EXERCISE BRIEF: From the listing below, pull out every line where the string "this" appears.

EXTRACTED RECORDS:
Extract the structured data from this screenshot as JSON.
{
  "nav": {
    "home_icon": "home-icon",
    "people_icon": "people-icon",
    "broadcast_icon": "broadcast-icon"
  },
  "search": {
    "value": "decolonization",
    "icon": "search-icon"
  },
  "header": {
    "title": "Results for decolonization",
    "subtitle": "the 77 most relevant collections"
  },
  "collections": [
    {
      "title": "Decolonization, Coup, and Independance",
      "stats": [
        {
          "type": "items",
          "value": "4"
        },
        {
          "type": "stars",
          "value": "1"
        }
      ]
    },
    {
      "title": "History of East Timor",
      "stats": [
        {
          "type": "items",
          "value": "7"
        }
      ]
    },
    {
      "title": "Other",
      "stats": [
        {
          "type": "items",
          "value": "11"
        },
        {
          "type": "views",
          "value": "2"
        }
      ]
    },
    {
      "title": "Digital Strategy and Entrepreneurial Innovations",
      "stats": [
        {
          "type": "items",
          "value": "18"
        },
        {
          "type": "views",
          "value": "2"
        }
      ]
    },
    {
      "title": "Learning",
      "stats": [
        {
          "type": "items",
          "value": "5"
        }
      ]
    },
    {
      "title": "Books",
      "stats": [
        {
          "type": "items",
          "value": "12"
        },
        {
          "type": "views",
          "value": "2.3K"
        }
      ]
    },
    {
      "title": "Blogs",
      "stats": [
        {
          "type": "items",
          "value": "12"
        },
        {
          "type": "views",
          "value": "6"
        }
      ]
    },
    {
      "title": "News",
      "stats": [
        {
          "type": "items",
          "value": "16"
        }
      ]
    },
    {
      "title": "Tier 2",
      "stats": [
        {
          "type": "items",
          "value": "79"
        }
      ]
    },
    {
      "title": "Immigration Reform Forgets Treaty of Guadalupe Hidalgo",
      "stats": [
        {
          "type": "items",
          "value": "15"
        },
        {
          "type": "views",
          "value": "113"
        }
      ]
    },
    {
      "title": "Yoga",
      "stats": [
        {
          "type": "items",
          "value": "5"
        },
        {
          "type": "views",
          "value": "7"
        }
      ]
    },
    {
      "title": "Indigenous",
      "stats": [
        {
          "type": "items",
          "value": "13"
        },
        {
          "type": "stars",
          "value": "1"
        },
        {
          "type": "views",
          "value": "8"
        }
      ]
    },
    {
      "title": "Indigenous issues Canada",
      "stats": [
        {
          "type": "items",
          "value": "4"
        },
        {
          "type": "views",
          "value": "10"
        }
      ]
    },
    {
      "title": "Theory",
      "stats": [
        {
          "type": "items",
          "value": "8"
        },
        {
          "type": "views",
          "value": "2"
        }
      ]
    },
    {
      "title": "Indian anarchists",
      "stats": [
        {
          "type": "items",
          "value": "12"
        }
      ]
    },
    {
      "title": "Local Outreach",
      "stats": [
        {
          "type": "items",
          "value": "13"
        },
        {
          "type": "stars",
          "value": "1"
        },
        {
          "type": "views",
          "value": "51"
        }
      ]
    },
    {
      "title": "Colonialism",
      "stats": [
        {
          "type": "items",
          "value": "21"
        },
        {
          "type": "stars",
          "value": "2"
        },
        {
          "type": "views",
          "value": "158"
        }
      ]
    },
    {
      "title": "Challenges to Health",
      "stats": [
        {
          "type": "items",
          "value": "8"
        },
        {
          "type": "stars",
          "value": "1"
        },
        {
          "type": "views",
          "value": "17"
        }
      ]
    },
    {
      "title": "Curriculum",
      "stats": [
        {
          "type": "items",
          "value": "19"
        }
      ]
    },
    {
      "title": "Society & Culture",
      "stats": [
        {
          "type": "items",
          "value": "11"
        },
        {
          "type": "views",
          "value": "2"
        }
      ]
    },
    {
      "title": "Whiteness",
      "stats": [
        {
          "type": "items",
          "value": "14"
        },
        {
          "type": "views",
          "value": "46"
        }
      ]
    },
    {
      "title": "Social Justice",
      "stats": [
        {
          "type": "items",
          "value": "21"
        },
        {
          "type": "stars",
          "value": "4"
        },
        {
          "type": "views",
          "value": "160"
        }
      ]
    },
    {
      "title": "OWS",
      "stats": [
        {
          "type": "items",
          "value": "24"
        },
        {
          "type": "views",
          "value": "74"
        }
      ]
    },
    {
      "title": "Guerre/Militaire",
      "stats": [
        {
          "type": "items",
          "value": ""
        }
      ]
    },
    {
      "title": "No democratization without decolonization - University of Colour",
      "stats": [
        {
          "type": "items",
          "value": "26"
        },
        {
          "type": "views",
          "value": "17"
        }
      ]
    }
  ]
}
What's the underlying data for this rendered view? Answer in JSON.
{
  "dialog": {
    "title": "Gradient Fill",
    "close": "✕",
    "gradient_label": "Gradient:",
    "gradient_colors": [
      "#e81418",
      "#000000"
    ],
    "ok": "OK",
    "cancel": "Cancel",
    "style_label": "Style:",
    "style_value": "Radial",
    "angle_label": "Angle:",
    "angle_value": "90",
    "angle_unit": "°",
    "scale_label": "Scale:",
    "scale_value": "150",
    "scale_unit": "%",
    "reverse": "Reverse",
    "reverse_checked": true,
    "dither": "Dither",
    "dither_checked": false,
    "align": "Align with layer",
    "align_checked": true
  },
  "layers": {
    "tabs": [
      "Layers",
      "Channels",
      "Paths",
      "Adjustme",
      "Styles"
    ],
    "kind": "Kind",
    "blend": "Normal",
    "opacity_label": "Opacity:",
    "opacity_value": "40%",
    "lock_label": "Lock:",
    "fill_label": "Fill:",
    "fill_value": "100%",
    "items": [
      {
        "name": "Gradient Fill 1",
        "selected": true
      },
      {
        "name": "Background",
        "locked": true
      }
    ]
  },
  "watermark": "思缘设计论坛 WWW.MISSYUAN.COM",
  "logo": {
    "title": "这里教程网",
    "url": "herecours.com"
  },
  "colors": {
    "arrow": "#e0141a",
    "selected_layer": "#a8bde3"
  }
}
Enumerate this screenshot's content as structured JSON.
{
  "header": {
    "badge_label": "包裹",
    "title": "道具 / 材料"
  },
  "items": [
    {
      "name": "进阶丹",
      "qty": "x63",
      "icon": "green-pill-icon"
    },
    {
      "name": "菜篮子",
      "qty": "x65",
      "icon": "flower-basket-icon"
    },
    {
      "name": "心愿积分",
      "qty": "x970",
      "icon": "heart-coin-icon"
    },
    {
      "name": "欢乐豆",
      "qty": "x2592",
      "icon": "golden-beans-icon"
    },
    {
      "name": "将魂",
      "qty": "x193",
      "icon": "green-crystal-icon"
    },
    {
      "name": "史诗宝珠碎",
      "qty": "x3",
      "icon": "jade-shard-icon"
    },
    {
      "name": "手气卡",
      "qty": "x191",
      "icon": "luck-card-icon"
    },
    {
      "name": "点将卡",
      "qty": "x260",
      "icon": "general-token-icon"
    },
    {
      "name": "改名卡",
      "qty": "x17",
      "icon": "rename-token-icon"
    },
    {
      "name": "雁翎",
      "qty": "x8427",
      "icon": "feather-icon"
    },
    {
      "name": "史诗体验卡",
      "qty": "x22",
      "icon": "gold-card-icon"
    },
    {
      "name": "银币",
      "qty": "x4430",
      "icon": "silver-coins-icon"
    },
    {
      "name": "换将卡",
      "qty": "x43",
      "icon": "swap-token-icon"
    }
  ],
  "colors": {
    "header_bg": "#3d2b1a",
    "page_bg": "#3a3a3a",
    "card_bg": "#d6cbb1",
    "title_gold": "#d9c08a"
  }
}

CORRECT ANSWER:
Extract the structured data from this screenshot as JSON.
What's the underlying data for this rendered view? Answer in JSON.
Enumerate this screenshot's content as structured JSON.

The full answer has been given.